**Task instructions:**
Return the listing below in full, with every line exactly as it is.

>>>>>

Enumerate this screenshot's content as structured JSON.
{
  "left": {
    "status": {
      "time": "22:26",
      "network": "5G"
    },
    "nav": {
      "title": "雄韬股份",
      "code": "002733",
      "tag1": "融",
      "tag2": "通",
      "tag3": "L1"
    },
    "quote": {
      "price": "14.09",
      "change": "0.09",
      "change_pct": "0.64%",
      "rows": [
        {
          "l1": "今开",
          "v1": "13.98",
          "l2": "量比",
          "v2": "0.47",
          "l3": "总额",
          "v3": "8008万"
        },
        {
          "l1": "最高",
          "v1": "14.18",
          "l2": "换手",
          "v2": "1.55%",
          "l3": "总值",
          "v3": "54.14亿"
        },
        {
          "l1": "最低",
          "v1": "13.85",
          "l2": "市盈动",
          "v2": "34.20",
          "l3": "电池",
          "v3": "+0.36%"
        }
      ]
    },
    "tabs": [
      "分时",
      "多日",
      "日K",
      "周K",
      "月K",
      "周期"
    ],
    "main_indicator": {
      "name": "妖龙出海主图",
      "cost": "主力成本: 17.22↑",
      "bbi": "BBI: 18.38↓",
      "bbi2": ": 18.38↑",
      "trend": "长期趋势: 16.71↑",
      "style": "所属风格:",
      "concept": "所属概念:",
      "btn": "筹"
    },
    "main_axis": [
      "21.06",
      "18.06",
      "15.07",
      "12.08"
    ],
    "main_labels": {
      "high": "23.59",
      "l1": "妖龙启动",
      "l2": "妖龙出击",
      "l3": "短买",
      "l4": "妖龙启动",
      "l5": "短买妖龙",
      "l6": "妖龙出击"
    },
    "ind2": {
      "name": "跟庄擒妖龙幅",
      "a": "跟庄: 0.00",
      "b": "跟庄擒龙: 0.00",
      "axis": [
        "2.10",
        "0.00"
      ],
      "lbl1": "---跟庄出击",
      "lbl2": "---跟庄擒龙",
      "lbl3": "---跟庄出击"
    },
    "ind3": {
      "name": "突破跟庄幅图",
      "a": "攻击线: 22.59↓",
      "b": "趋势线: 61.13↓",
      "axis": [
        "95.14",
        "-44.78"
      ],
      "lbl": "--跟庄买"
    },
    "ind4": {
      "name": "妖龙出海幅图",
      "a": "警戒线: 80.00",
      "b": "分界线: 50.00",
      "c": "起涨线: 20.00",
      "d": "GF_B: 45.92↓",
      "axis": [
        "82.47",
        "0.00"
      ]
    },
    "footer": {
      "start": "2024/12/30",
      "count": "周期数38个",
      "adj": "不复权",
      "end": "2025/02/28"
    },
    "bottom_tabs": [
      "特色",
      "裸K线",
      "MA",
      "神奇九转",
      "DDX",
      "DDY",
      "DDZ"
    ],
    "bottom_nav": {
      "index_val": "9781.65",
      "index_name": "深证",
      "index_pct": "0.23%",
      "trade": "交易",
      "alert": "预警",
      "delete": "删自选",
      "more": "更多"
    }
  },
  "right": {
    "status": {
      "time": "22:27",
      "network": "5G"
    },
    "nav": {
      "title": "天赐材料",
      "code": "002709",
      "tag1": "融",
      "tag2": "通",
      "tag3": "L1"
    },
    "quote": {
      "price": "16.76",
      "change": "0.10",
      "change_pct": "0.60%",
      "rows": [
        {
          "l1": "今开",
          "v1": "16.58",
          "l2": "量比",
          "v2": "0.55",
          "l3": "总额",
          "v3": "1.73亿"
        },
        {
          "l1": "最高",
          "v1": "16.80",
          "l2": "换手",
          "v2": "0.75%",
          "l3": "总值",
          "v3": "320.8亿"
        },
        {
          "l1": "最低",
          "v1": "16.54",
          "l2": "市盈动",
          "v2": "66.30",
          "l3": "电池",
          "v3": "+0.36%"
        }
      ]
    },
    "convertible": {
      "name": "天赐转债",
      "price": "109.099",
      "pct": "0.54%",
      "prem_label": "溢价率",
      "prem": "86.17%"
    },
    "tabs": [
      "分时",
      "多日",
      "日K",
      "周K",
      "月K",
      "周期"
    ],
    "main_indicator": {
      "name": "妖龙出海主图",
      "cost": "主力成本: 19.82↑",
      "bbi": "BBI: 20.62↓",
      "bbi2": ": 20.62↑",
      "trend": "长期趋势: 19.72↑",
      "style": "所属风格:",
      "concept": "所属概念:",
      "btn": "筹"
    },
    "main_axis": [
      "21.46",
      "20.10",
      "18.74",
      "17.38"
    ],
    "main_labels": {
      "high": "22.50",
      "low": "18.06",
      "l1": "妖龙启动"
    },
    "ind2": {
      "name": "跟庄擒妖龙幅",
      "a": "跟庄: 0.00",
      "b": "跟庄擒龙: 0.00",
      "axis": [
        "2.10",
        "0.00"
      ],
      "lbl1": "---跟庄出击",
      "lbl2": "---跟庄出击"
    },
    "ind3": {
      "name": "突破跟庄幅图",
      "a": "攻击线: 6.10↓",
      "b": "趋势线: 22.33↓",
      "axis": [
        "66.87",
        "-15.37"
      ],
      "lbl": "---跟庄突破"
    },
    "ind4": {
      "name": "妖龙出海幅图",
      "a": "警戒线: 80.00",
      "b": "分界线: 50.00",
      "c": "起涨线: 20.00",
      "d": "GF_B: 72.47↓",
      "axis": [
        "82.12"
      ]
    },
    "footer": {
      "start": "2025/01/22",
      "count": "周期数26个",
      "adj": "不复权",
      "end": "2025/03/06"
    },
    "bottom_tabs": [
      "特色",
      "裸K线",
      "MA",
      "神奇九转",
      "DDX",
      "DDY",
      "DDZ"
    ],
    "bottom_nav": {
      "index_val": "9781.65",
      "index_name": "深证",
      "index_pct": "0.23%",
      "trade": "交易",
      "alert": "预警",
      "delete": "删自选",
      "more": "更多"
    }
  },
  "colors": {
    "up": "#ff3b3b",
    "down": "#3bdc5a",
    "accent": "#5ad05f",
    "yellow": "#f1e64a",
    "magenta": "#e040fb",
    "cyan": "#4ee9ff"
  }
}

<<<<<

**Expected answer:**
Enumerate this screenshot's content as structured JSON.
{
  "left": {
    "status": {
      "time": "22:26",
      "network": "5G"
    },
    "nav": {
      "title": "雄韬股份",
      "code": "002733",
      "tag1": "融",
      "tag2": "通",
      "tag3": "L1"
    },
    "quote": {
      "price": "14.09",
      "change": "0.09",
      "change_pct": "0.64%",
      "rows": [
        {
          "l1": "今开",
          "v1": "13.98",
          "l2": "量比",
          "v2": "0.47",
          "l3": "总额",
          "v3": "8008万"
        },
        {
          "l1": "最高",
          "v1": "14.18",
          "l2": "换手",
          "v2": "1.55%",
          "l3": "总值",
          "v3": "54.14亿"
        },
        {
          "l1": "最低",
          "v1": "13.85",
          "l2": "市盈动",
          "v2": "34.20",
          "l3": "电池",
          "v3": "+0.36%"
        }
      ]
    },
    "tabs": [
      "分时",
      "多日",
      "日K",
      "周K",
      "月K",
      "周期"
    ],
    "main_indicator": {
      "name": "妖龙出海主图",
      "cost": "主力成本: 17.22↑",
      "bbi": "BBI: 18.38↓",
      "bbi2": ": 18.38↑",
      "trend": "长期趋势: 16.71↑",
      "style": "所属风格:",
      "concept": "所属概念:",
      "btn": "筹"
    },
    "main_axis": [
      "21.06",
      "18.06",
      "15.07",
      "12.08"
    ],
    "main_labels": {
      "high": "23.59",
      "l1": "妖龙启动",
      "l2": "妖龙出击",
      "l3": "短买",
      "l4": "妖龙启动",
      "l5": "短买妖龙",
      "l6": "妖龙出击"
    },
    "ind2": {
      "name": "跟庄擒妖龙幅",
      "a": "跟庄: 0.00",
      "b": "跟庄擒龙: 0.00",
      "axis": [
        "2.10",
        "0.00"
      ],
      "lbl1": "---跟庄出击",
      "lbl2": "---跟庄擒龙",
      "lbl3": "---跟庄出击"
    },
    "ind3": {
      "name": "突破跟庄幅图",
      "a": "攻击线: 22.59↓",
      "b": "趋势线: 61.13↓",
      "axis": [
        "95.14",
        "-44.78"
      ],
      "lbl": "--跟庄买"
    },
    "ind4": {
      "name": "妖龙出海幅图",
      "a": "警戒线: 80.00",
      "b": "分界线: 50.00",
      "c": "起涨线: 20.00",
      "d": "GF_B: 45.92↓",
      "axis": [
        "82.47",
        "0.00"
      ]
    },
    "footer": {
      "start": "2024/12/30",
      "count": "周期数38个",
      "adj": "不复权",
      "end": "2025/02/28"
    },
    "bottom_tabs": [
      "特色",
      "裸K线",
      "MA",
      "神奇九转",
      "DDX",
      "DDY",
      "DDZ"
    ],
    "bottom_nav": {
      "index_val": "9781.65",
      "index_name": "深证",
      "index_pct": "0.23%",
      "trade": "交易",
      "alert": "预警",
      "delete": "删自选",
      "more": "更多"
    }
  },
  "right": {
    "status": {
      "time": "22:27",
      "network": "5G"
    },
    "nav": {
      "title": "天赐材料",
      "code": "002709",
      "tag1": "融",
      "tag2": "通",
      "tag3": "L1"
    },
    "quote": {
      "price": "16.76",
      "change": "0.10",
      "change_pct": "0.60%",
      "rows": [
        {
          "l1": "今开",
          "v1": "16.58",
          "l2": "量比",
          "v2": "0.55",
          "l3": "总额",
          "v3": "1.73亿"
        },
        {
          "l1": "最高",
          "v1": "16.80",
          "l2": "换手",
          "v2": "0.75%",
          "l3": "总值",
          "v3": "320.8亿"
        },
        {
          "l1": "最低",
          "v1": "16.54",
          "l2": "市盈动",
          "v2": "66.30",
          "l3": "电池",
          "v3": "+0.36%"
        }
      ]
    },
    "convertible": {
      "name": "天赐转债",
      "price": "109.099",
      "pct": "0.54%",
      "prem_label": "溢价率",
      "prem": "86.17%"
    },
    "tabs": [
      "分时",
      "多日",
      "日K",
      "周K",
      "月K",
      "周期"
    ],
    "main_indicator": {
      "name": "妖龙出海主图",
      "cost": "主力成本: 19.82↑",
      "bbi": "BBI: 20.62↓",
      "bbi2": ": 20.62↑",
      "trend": "长期趋势: 19.72↑",
      "style": "所属风格:",
      "concept": "所属概念:",
      "btn": "筹"
    },
    "main_axis": [
      "21.46",
      "20.10",
      "18.74",
      "17.38"
    ],
    "main_labels": {
      "high": "22.50",
      "low": "18.06",
      "l1": "妖龙启动"
    },
    "ind2": {
      "name": "跟庄擒妖龙幅",
      "a": "跟庄: 0.00",
      "b": "跟庄擒龙: 0.00",
      "axis": [
        "2.10",
        "0.00"
      ],
      "lbl1": "---跟庄出击",
      "lbl2": "---跟庄出击"
    },
    "ind3": {
      "name": "突破跟庄幅图",
      "a": "攻击线: 6.10↓",
      "b": "趋势线: 22.33↓",
      "axis": [
        "66.87",
        "-15.37"
      ],
      "lbl": "---跟庄突破"
    },
    "ind4": {
      "name": "妖龙出海幅图",
      "a": "警戒线: 80.00",
      "b": "分界线: 50.00",
      "c": "起涨线: 20.00",
      "d": "GF_B: 72.47↓",
      "axis": [
        "82.12"
      ]
    },
    "footer": {
      "start": "2025/01/22",
      "count": "周期数26个",
      "adj": "不复权",
      "end": "2025/03/06"
    },
    "bottom_tabs": [
      "特色",
      "裸K线",
      "MA",
      "神奇九转",
      "DDX",
      "DDY",
      "DDZ"
    ],
    "bottom_nav": {
      "index_val": "9781.65",
      "index_name": "深证",
      "index_pct": "0.23%",
      "trade": "交易",
      "alert": "预警",
      "delete": "删自选",
      "more": "更多"
    }
  },
  "colors": {
    "up": "#ff3b3b",
    "down": "#3bdc5a",
    "accent": "#5ad05f",
    "yellow": "#f1e64a",
    "magenta": "#e040fb",
    "cyan": "#4ee9ff"
  }
}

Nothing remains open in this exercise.